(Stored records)

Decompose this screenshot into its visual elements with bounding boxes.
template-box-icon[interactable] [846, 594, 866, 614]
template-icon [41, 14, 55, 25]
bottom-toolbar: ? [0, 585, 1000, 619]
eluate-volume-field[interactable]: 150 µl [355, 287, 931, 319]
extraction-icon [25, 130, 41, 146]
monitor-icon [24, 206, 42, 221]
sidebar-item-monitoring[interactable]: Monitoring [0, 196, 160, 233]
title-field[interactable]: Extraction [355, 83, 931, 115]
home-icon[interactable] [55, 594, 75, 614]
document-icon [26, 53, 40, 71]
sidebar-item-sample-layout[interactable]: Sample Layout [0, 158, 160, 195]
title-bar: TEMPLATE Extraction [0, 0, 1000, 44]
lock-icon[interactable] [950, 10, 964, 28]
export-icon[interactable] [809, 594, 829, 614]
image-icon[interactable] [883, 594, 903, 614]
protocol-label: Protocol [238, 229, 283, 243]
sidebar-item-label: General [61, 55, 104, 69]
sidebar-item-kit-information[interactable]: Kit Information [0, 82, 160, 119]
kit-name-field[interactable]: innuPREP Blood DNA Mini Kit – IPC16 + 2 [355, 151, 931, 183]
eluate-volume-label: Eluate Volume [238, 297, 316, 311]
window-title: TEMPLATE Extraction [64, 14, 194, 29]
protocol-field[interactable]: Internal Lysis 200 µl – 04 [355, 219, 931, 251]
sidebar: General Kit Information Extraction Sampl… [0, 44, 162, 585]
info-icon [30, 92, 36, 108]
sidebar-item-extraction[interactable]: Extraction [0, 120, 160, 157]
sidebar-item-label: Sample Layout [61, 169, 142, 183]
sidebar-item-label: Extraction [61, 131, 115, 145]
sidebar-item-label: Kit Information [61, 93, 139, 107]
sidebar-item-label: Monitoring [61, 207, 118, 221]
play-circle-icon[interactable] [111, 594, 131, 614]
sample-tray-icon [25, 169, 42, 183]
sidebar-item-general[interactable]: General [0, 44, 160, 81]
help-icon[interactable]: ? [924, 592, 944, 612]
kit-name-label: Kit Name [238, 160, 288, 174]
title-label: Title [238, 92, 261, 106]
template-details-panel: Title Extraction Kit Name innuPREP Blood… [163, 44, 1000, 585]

## Goal of the exercise
Reproduce the lines unchanged, beginning with the first line of the records and ending after the line that contains "protocol-field[interactable]: Internal Lysis".

## Solution to this problem
Decompose this screenshot into its visual elements with bounding boxes.
template-box-icon[interactable] [846, 594, 866, 614]
template-icon [41, 14, 55, 25]
bottom-toolbar: ? [0, 585, 1000, 619]
eluate-volume-field[interactable]: 150 µl [355, 287, 931, 319]
extraction-icon [25, 130, 41, 146]
monitor-icon [24, 206, 42, 221]
sidebar-item-monitoring[interactable]: Monitoring [0, 196, 160, 233]
title-field[interactable]: Extraction [355, 83, 931, 115]
home-icon[interactable] [55, 594, 75, 614]
document-icon [26, 53, 40, 71]
sidebar-item-sample-layout[interactable]: Sample Layout [0, 158, 160, 195]
title-bar: TEMPLATE Extraction [0, 0, 1000, 44]
lock-icon[interactable] [950, 10, 964, 28]
export-icon[interactable] [809, 594, 829, 614]
image-icon[interactable] [883, 594, 903, 614]
protocol-label: Protocol [238, 229, 283, 243]
sidebar-item-label: General [61, 55, 104, 69]
sidebar-item-kit-information[interactable]: Kit Information [0, 82, 160, 119]
kit-name-field[interactable]: innuPREP Blood DNA Mini Kit – IPC16 + 2 [355, 151, 931, 183]
eluate-volume-label: Eluate Volume [238, 297, 316, 311]
window-title: TEMPLATE Extraction [64, 14, 194, 29]
protocol-field[interactable]: Internal Lysis 200 µl – 04 [355, 219, 931, 251]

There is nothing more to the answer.